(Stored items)

# # # # # # #

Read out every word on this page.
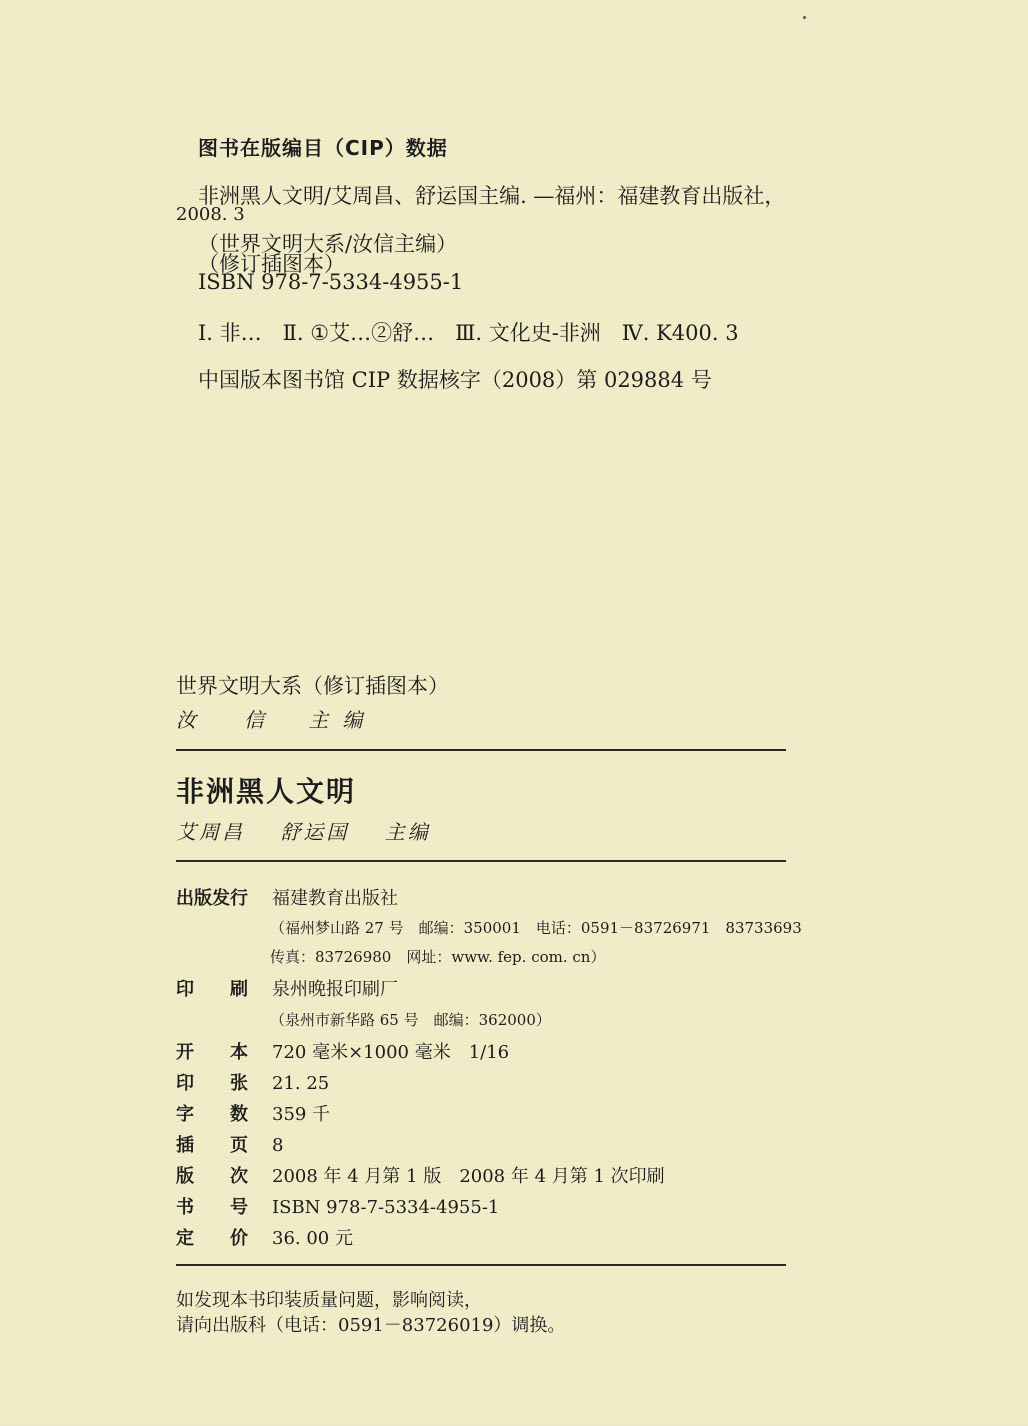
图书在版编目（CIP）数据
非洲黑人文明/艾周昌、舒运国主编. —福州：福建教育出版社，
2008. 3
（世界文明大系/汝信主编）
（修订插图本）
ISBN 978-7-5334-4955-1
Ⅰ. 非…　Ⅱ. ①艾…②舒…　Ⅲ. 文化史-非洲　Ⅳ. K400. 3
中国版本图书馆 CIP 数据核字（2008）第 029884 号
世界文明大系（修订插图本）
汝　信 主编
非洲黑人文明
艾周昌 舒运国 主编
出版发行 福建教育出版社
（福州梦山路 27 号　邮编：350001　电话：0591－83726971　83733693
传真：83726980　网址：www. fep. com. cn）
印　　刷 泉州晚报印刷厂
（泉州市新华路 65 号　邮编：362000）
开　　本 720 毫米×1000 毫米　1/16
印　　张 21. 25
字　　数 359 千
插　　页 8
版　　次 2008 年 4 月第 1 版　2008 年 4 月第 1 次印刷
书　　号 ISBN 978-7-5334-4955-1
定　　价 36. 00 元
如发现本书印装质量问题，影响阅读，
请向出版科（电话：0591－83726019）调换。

# # # # # # #

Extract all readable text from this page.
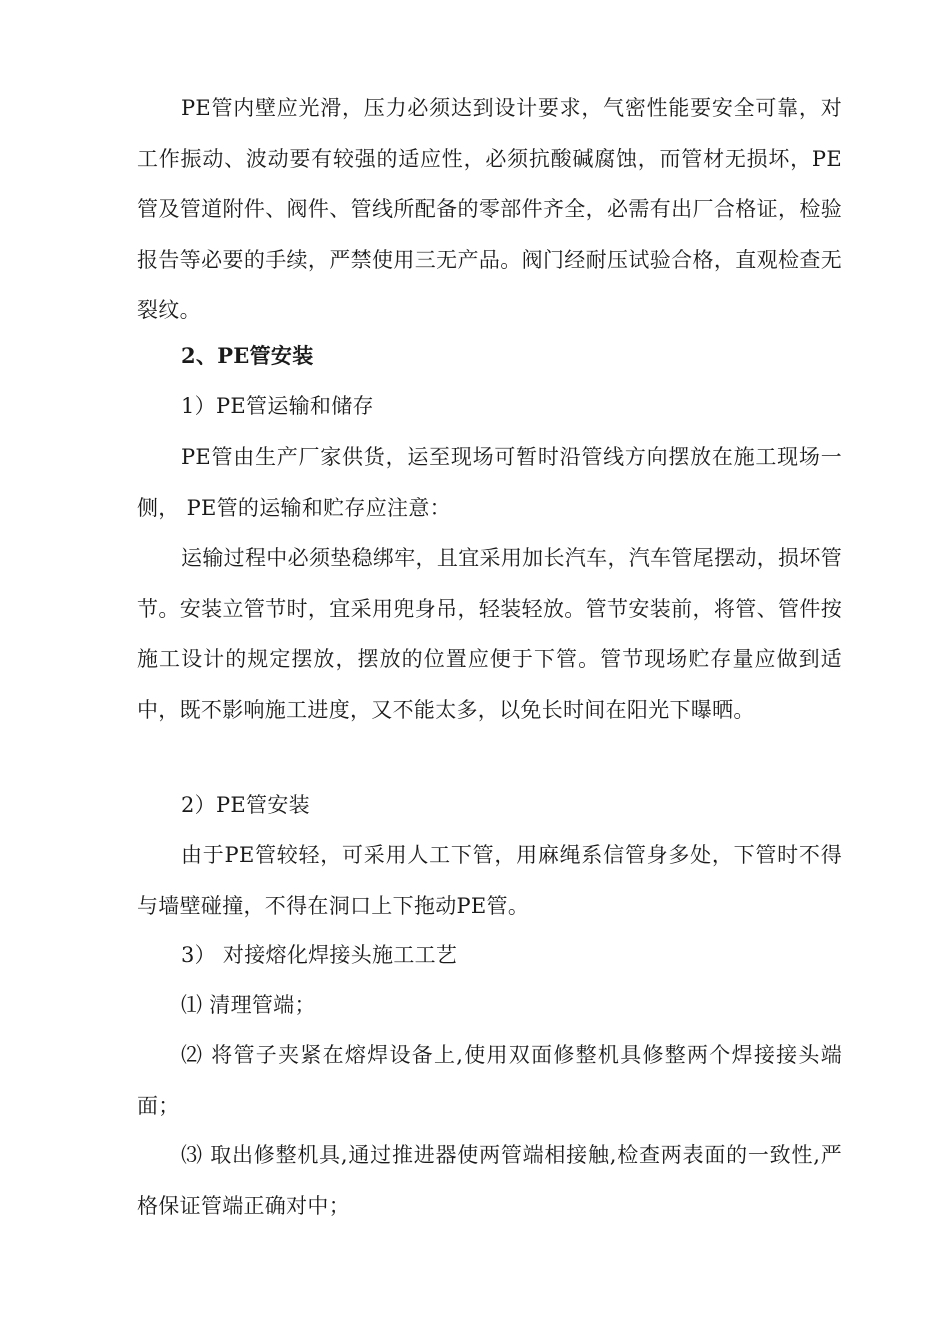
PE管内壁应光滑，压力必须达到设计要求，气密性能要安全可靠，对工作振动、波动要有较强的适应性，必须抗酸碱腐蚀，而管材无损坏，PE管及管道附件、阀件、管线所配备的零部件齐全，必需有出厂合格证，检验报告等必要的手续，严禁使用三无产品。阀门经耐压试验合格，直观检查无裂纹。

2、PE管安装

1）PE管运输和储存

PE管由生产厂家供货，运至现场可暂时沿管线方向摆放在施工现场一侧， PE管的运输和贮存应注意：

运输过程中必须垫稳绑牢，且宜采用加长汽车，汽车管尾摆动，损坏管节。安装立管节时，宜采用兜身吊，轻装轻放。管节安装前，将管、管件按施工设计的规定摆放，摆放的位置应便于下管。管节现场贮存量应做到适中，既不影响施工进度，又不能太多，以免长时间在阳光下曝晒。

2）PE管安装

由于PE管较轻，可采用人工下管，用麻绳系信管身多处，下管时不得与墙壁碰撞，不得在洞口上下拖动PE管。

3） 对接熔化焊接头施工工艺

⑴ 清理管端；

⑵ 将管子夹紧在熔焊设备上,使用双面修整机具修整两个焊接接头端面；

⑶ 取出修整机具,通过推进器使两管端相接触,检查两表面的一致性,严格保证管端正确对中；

# # # # # # #

_Exercise goal_
Check each line of the data above for the string "ISBN", then report how many lines have it, with no other words.

_Full solution_
2